**REQUISITO:** Cita sin cambios el fragmento del texto sobre el discurso en Floridablanca que empieza en las palabras "No me subestimó" y termina después de "carácter, me dije.".

##### DOCUMENTO FUENTE

En su momento dije que aquel discurso oído en Floridablanca, Santander, me pareció una cátedra magistral, una conferencia en donde analizaba a nuestro distópico país y planteaba las utopías básicas que han sido posibles en otros lares. Una conferencia en la que el candidato explicó, comparó, contextualizó, expuso antecedentes, ejemplificó sobre cada punto de su programa (¡ah, la bondad del ejemplo en la enseñanza!).
Además, interpelaba con interrogantes a los presentes para llevarlos a inferir: “¿El cerebro de un negro es distinto al de un blanco?”. “Nooo”, coreaba la multitud. “¿El cerebro de un desposeído es diferente al de un multimillonario?”. “Nooo”, se repetía en la plaza. “¿El cerebro de una mujer es distinto al de un hombre?”. “Nooo”, se escuchaba nuevamente. “¿El cerebro de Duque es distinto al cerebro de Petro?”. La multitud gritó entonces: “Síííí”. Pero el candidato los corrige: “No es diferente —risas— no es diferente, lo diferente es la construcción cultural en que se han desarrollado; lo diferente son los contextos desiguales e infames en los que para unos educarse, trabajar, comer es un privilegio y para los otros un derecho”.
No me subestimó (tampoco a la señora de la plaza que estaba a mi lado, ni a los estudiantes, ni a los señores campesinos que cada tanto lo interrumpían) porque citaba poetas, filósofos, políticos. Interpelaba a quien gritaba alguna sandez revanchista, por ejemplo, cuando los asistentes coreaban el popular estribillo: “Uribe, paraco, el pueblo está verraco”. “No, no, déjense de eso, nosotros no somos como ellos, nosotros vamos hacia una era de paz”, instaba a quienes en mitad de su exposición interrumpían. Un profesor teso en conocimientos y carácter, me dije.

##########
##### DATOS REGISTRADOS

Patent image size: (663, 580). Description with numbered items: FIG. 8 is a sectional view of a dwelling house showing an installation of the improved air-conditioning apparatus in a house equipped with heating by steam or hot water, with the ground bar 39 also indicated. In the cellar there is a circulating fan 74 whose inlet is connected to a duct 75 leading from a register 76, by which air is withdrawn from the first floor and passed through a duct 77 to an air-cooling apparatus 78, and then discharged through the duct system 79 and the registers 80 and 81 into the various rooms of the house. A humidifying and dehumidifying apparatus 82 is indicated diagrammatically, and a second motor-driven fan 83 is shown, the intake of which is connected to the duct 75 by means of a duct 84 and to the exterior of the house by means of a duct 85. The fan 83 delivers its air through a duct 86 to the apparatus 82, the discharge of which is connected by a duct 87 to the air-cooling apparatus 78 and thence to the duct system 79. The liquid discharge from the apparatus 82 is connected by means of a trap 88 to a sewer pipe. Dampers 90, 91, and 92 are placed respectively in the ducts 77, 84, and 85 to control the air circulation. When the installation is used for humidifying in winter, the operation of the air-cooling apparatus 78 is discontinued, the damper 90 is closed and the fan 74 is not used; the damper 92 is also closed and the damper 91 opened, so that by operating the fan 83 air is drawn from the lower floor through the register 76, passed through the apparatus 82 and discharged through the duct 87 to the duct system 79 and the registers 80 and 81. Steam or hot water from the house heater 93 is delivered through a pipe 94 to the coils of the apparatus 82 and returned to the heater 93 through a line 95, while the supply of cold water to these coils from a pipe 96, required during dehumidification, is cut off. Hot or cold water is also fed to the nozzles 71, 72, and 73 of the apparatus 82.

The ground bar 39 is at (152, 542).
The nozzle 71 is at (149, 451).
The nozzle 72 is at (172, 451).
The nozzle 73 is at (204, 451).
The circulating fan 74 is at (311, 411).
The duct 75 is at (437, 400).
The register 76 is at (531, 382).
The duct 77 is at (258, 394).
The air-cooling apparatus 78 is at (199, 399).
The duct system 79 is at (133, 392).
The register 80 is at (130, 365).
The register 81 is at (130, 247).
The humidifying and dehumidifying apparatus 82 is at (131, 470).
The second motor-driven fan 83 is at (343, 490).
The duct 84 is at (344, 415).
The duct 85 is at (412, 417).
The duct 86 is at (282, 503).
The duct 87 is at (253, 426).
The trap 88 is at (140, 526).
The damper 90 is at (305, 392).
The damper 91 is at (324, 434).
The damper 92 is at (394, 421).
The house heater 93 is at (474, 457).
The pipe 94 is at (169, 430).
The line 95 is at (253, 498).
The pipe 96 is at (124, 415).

##########

**ÁREA DE RESPUESTA:**
No me subestimó (tampoco a la señora de la plaza que estaba a mi lado, ni a los estudiantes, ni a los señores campesinos que cada tanto lo interrumpían) porque citaba poetas, filósofos, políticos. Interpelaba a quien gritaba alguna sandez revanchista, por ejemplo, cuando los asistentes coreaban el popular estribillo: “Uribe, paraco, el pueblo está verraco”. “No, no, déjense de eso, nosotros no somos como ellos, nosotros vamos hacia una era de paz”, instaba a quienes en mitad de su exposición interrumpían. Un profesor teso en conocimientos y carácter, me dije.